§ **Task details**:
State only how many lines below include the string "Long".

# # # # #

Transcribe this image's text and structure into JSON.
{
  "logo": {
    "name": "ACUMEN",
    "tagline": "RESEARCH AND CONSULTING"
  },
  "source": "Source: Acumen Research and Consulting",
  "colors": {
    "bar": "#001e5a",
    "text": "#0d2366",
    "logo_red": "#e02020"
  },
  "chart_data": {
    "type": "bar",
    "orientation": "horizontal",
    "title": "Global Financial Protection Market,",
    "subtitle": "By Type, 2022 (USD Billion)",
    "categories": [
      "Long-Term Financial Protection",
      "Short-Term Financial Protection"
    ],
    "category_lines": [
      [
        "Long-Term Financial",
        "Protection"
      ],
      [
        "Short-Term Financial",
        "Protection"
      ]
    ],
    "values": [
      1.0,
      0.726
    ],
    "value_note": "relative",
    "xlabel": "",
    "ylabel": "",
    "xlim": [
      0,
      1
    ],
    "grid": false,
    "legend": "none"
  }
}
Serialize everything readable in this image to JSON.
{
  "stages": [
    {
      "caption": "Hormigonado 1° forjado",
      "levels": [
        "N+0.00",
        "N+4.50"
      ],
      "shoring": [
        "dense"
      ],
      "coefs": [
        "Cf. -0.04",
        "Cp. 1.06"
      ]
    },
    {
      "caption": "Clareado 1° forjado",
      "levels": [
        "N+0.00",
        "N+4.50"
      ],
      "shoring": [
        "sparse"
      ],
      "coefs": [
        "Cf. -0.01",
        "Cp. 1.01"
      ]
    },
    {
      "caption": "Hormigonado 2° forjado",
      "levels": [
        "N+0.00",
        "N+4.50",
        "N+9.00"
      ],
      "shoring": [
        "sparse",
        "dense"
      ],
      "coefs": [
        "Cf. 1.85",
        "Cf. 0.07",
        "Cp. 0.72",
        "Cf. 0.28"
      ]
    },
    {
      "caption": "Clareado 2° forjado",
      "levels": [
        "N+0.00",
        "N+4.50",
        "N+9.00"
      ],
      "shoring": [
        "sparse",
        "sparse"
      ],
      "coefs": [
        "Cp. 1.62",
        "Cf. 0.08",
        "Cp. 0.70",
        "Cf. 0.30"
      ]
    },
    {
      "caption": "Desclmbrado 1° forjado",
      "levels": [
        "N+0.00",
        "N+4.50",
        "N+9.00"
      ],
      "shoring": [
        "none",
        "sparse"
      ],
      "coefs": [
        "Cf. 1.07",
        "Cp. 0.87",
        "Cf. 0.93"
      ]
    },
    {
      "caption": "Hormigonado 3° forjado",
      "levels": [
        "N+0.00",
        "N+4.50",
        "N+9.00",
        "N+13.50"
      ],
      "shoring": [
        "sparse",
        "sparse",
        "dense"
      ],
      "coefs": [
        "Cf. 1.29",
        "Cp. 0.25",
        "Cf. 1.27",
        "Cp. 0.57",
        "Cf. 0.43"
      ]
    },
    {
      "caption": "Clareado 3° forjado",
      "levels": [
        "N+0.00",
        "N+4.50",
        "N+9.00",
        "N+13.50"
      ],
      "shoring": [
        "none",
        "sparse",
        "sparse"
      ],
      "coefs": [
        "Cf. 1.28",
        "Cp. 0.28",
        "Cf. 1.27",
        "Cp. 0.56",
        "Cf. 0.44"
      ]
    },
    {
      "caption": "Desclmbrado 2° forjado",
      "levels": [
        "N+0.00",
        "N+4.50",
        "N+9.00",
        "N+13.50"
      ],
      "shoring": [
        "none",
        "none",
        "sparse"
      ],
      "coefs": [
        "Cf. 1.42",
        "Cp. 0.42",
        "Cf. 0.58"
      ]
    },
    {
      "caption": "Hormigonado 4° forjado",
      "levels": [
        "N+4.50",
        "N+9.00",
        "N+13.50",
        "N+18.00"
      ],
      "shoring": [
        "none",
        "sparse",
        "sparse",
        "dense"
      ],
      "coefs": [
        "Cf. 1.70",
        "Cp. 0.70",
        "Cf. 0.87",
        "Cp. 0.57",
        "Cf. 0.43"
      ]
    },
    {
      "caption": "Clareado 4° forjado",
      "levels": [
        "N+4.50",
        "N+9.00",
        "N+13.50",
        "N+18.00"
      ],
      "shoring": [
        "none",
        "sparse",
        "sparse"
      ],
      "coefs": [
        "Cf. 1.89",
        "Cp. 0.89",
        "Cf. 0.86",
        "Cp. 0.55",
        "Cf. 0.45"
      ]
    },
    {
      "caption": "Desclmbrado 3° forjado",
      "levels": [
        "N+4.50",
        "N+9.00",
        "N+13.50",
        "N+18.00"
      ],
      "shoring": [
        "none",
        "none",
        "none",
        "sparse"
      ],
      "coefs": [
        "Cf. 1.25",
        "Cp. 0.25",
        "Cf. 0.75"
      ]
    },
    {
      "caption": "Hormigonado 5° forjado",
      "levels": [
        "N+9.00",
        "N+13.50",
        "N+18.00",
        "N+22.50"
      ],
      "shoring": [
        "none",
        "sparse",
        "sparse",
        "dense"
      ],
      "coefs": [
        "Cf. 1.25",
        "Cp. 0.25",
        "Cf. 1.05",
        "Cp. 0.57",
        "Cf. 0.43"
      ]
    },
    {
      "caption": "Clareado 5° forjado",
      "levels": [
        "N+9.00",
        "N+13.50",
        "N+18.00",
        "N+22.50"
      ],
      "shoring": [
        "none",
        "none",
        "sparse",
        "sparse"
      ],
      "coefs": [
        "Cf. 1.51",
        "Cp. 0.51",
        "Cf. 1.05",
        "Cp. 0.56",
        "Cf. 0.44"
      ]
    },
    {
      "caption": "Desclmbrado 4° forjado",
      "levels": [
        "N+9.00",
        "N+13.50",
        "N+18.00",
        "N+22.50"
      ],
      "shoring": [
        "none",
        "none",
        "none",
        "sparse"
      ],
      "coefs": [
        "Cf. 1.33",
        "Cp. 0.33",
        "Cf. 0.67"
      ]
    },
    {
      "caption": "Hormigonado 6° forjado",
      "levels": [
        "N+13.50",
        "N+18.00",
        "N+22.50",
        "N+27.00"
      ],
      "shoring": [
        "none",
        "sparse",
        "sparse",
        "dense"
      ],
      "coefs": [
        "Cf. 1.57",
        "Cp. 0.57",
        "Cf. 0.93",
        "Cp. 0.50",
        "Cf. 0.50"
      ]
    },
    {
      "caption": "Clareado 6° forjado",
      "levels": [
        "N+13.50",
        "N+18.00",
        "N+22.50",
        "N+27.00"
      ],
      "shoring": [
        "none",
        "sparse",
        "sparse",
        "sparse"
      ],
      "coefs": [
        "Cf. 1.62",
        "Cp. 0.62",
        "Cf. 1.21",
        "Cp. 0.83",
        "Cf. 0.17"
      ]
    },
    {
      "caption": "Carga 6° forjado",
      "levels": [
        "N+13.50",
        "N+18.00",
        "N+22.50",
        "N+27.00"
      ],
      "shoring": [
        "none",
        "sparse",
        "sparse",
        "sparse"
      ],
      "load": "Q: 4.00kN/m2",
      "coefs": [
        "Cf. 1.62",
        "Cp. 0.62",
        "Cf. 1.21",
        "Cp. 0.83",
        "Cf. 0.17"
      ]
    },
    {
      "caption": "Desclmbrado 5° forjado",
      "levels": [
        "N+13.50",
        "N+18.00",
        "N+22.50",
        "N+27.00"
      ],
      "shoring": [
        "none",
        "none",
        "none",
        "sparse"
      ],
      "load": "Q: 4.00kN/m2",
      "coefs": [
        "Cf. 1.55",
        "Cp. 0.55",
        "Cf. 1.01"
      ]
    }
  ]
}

# # # # #

§ **Result of this exercise**:
2